### [What you are asked to do]
Copy each line below in which the string "powder" occurs.

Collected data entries

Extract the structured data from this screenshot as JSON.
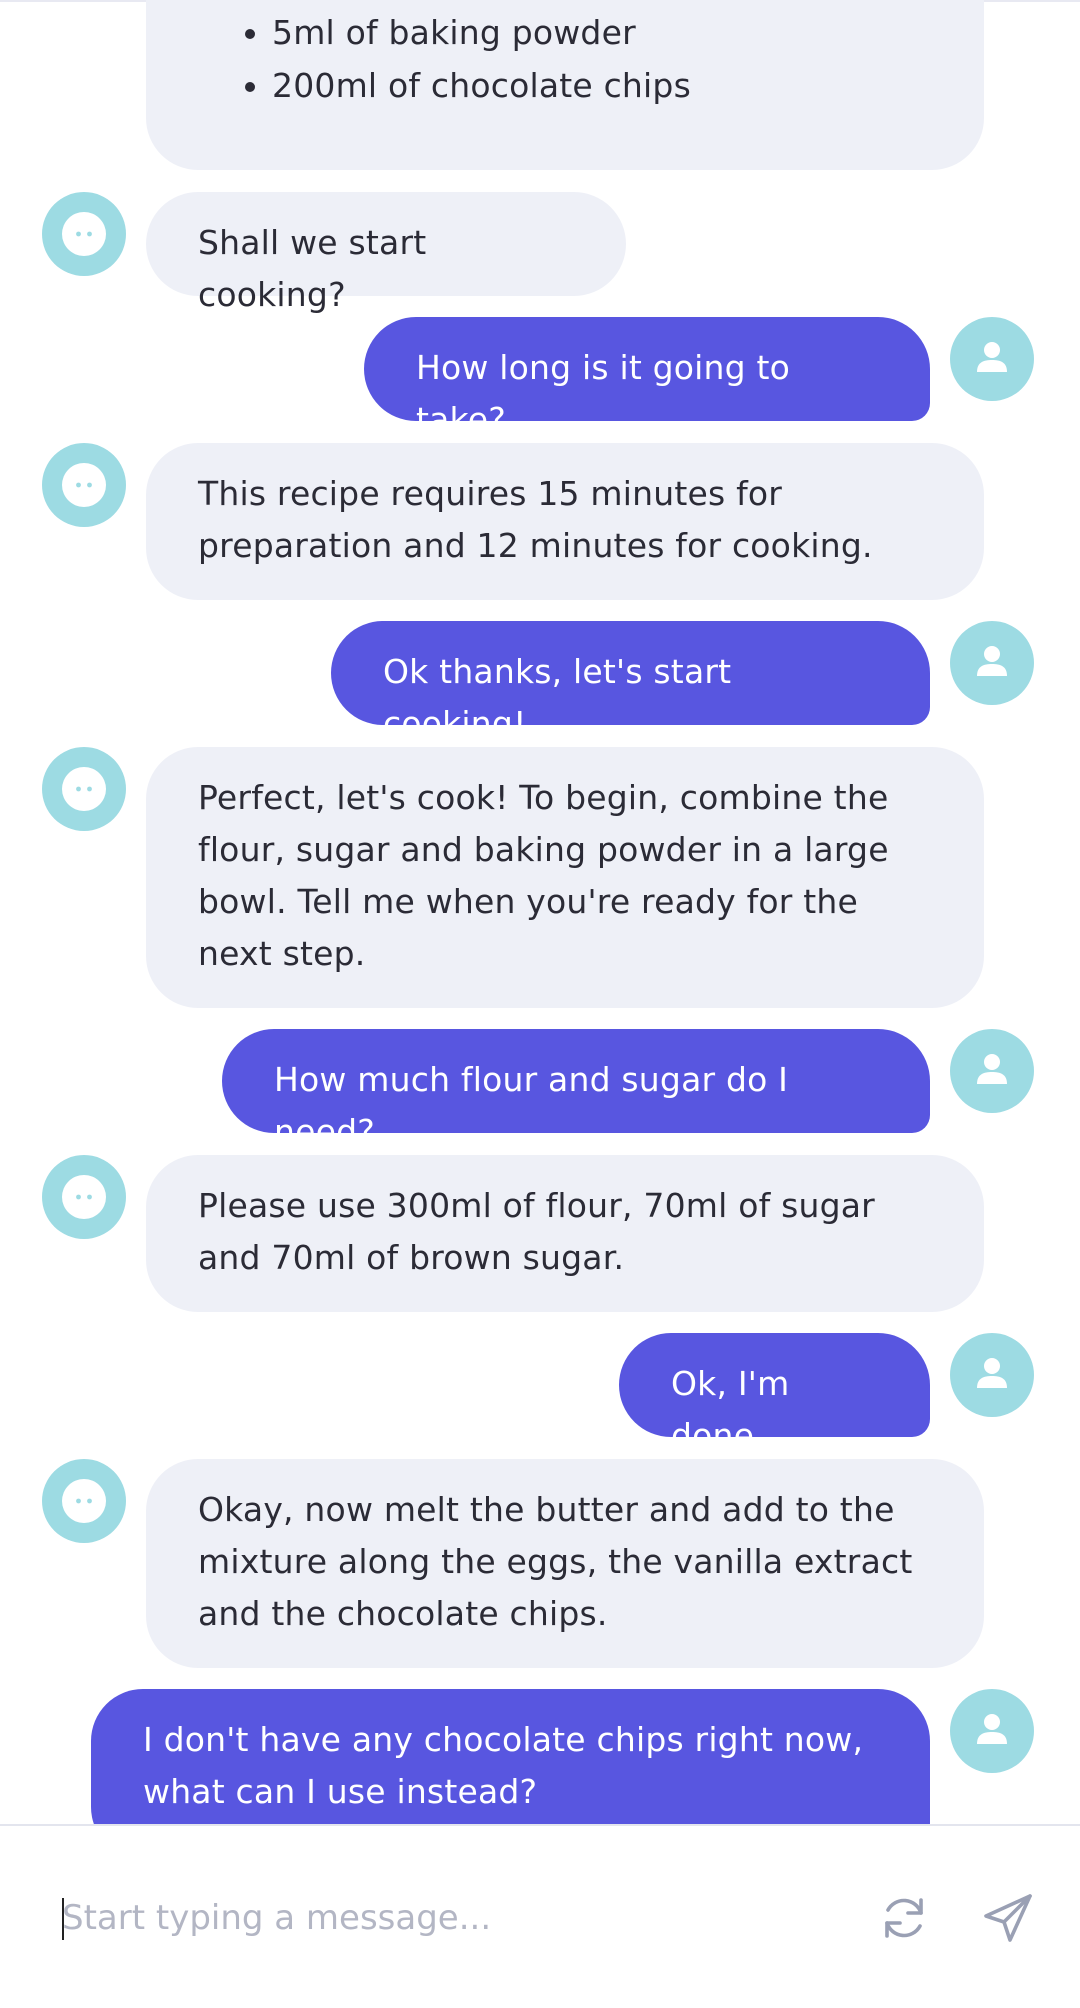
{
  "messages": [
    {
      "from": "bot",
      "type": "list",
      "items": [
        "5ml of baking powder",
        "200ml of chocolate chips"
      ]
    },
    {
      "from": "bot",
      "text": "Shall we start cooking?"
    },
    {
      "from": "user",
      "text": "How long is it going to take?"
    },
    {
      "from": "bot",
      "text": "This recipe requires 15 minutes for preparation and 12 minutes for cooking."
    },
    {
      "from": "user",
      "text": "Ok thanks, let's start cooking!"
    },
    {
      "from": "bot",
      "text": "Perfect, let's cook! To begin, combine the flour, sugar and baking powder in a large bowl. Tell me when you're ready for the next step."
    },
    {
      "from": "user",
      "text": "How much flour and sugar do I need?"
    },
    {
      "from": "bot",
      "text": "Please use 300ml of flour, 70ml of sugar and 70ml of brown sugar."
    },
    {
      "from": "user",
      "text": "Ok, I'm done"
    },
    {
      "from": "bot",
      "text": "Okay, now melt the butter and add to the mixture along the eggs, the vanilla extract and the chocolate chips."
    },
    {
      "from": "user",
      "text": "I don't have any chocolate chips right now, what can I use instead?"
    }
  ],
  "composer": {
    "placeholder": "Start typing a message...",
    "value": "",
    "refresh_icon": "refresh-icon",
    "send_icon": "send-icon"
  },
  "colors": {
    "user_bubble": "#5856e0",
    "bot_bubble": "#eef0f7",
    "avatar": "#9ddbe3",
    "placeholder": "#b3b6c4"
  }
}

==

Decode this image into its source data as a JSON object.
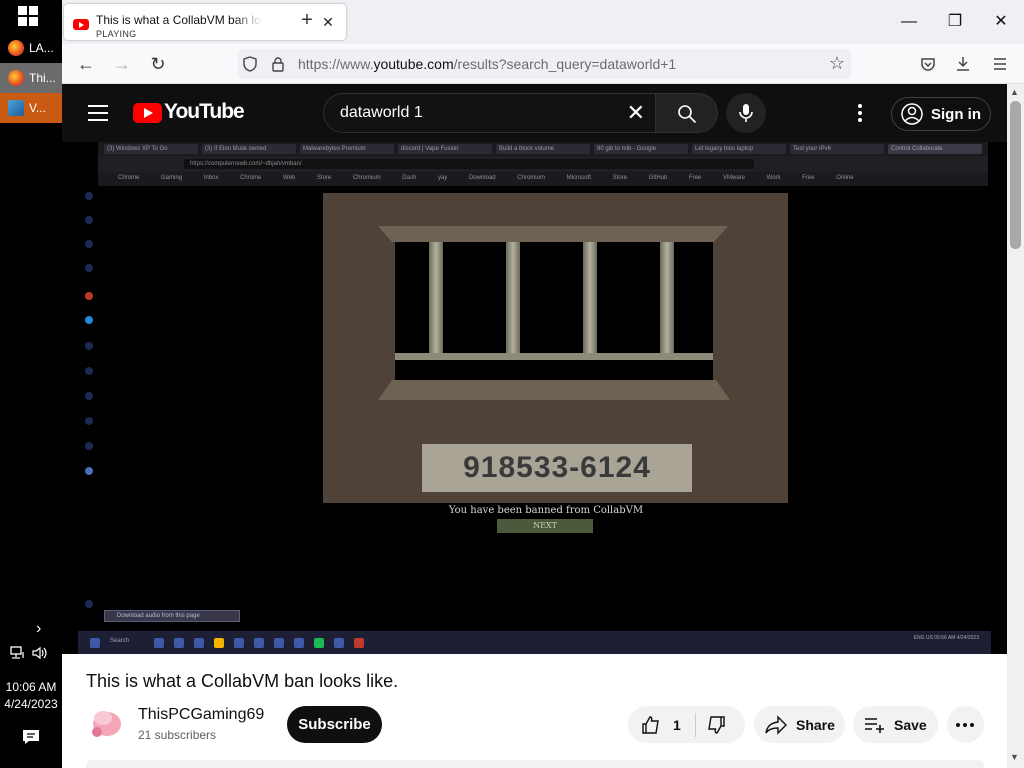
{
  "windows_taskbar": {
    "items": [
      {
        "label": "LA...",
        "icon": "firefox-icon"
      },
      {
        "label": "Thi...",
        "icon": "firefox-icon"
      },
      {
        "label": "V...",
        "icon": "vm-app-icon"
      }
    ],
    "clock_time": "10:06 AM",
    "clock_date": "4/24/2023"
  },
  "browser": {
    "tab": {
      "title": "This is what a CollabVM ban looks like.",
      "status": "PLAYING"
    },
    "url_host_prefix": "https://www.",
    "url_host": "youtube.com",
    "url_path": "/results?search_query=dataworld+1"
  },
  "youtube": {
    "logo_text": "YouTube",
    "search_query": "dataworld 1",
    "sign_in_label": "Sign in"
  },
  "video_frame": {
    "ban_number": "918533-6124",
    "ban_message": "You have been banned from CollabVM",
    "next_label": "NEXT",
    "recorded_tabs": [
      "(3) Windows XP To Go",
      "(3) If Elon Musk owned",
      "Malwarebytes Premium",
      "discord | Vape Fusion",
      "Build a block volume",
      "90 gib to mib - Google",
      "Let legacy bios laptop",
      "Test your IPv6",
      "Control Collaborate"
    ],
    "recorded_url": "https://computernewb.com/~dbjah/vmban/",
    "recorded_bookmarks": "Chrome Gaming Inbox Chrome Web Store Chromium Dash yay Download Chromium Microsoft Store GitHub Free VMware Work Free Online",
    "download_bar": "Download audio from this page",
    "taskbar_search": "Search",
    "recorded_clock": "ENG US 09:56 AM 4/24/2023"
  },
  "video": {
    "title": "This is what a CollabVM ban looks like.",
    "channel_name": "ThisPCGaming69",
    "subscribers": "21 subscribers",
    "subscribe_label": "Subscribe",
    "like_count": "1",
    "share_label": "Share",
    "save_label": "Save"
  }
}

### [Solution below]
        "5ml of baking powder",
      "text": "Perfect, let's cook! To begin, combine the flour, sugar and baking powder in a large bowl. Tell me when you're ready for the next step."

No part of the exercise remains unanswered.